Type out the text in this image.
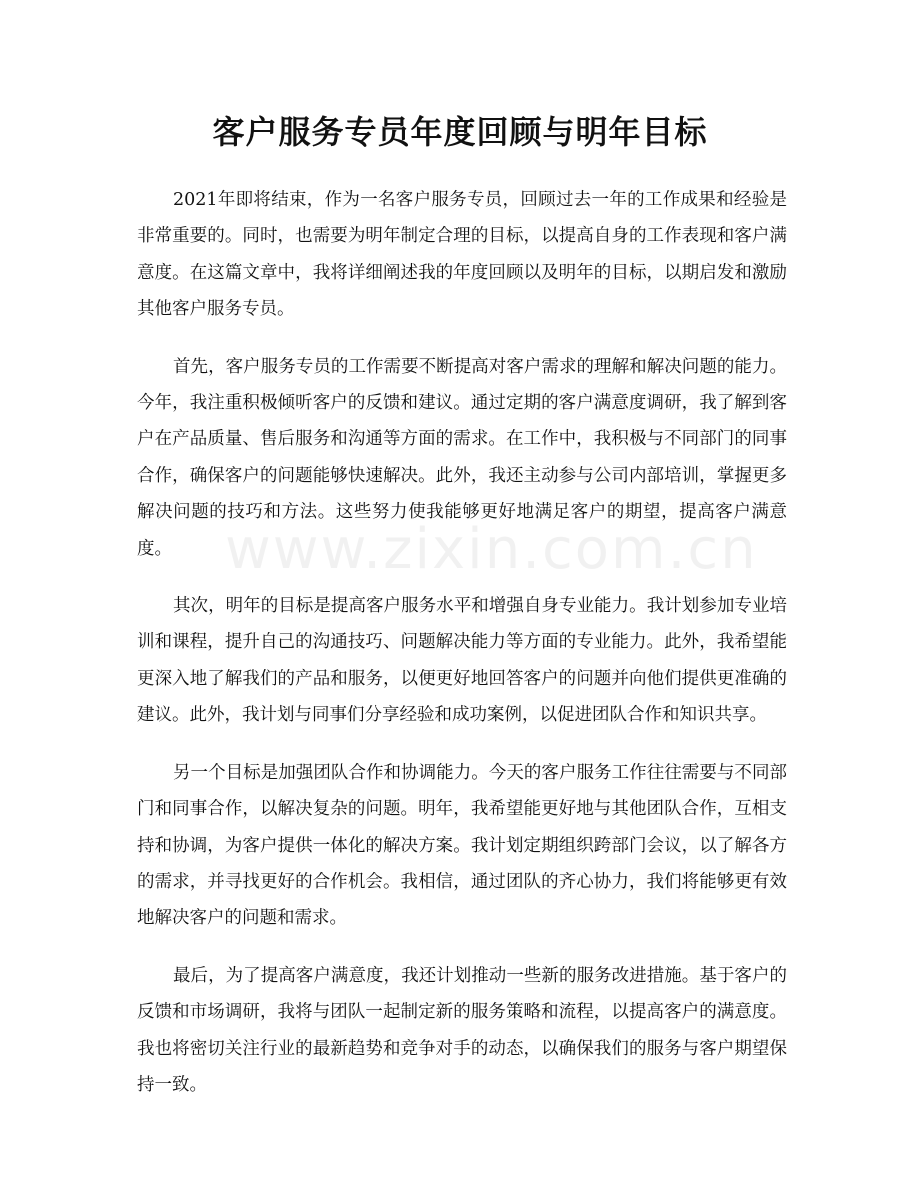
客户服务专员年度回顾与明年目标
www.zixin.com.cn

2021年即将结束，作为一名客户服务专员，回顾过去一年的工作成果和经验是非常重要的。同时，也需要为明年制定合理的目标，以提高自身的工作表现和客户满意度。在这篇文章中，我将详细阐述我的年度回顾以及明年的目标，以期启发和激励其他客户服务专员。

首先，客户服务专员的工作需要不断提高对客户需求的理解和解决问题的能力。今年，我注重积极倾听客户的反馈和建议。通过定期的客户满意度调研，我了解到客户在产品质量、售后服务和沟通等方面的需求。在工作中，我积极与不同部门的同事合作，确保客户的问题能够快速解决。此外，我还主动参与公司内部培训，掌握更多解决问题的技巧和方法。这些努力使我能够更好地满足客户的期望，提高客户满意度。

其次，明年的目标是提高客户服务水平和增强自身专业能力。我计划参加专业培训和课程，提升自己的沟通技巧、问题解决能力等方面的专业能力。此外，我希望能更深入地了解我们的产品和服务，以便更好地回答客户的问题并向他们提供更准确的建议。此外，我计划与同事们分享经验和成功案例，以促进团队合作和知识共享。

另一个目标是加强团队合作和协调能力。今天的客户服务工作往往需要与不同部门和同事合作，以解决复杂的问题。明年，我希望能更好地与其他团队合作，互相支持和协调，为客户提供一体化的解决方案。我计划定期组织跨部门会议，以了解各方的需求，并寻找更好的合作机会。我相信，通过团队的齐心协力，我们将能够更有效地解决客户的问题和需求。

最后，为了提高客户满意度，我还计划推动一些新的服务改进措施。基于客户的反馈和市场调研，我将与团队一起制定新的服务策略和流程，以提高客户的满意度。我也将密切关注行业的最新趋势和竞争对手的动态，以确保我们的服务与客户期望保持一致。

> **SET PROBLEM**
Copy the records above exactly. The pictures are not part of the copy.

> **EXPECTED ANSWER**
Type out the text in this image.
客户服务专员年度回顾与明年目标
www.zixin.com.cn

2021年即将结束，作为一名客户服务专员，回顾过去一年的工作成果和经验是非常重要的。同时，也需要为明年制定合理的目标，以提高自身的工作表现和客户满意度。在这篇文章中，我将详细阐述我的年度回顾以及明年的目标，以期启发和激励其他客户服务专员。

首先，客户服务专员的工作需要不断提高对客户需求的理解和解决问题的能力。今年，我注重积极倾听客户的反馈和建议。通过定期的客户满意度调研，我了解到客户在产品质量、售后服务和沟通等方面的需求。在工作中，我积极与不同部门的同事合作，确保客户的问题能够快速解决。此外，我还主动参与公司内部培训，掌握更多解决问题的技巧和方法。这些努力使我能够更好地满足客户的期望，提高客户满意度。

其次，明年的目标是提高客户服务水平和增强自身专业能力。我计划参加专业培训和课程，提升自己的沟通技巧、问题解决能力等方面的专业能力。此外，我希望能更深入地了解我们的产品和服务，以便更好地回答客户的问题并向他们提供更准确的建议。此外，我计划与同事们分享经验和成功案例，以促进团队合作和知识共享。

另一个目标是加强团队合作和协调能力。今天的客户服务工作往往需要与不同部门和同事合作，以解决复杂的问题。明年，我希望能更好地与其他团队合作，互相支持和协调，为客户提供一体化的解决方案。我计划定期组织跨部门会议，以了解各方的需求，并寻找更好的合作机会。我相信，通过团队的齐心协力，我们将能够更有效地解决客户的问题和需求。

最后，为了提高客户满意度，我还计划推动一些新的服务改进措施。基于客户的反馈和市场调研，我将与团队一起制定新的服务策略和流程，以提高客户的满意度。我也将密切关注行业的最新趋势和竞争对手的动态，以确保我们的服务与客户期望保持一致。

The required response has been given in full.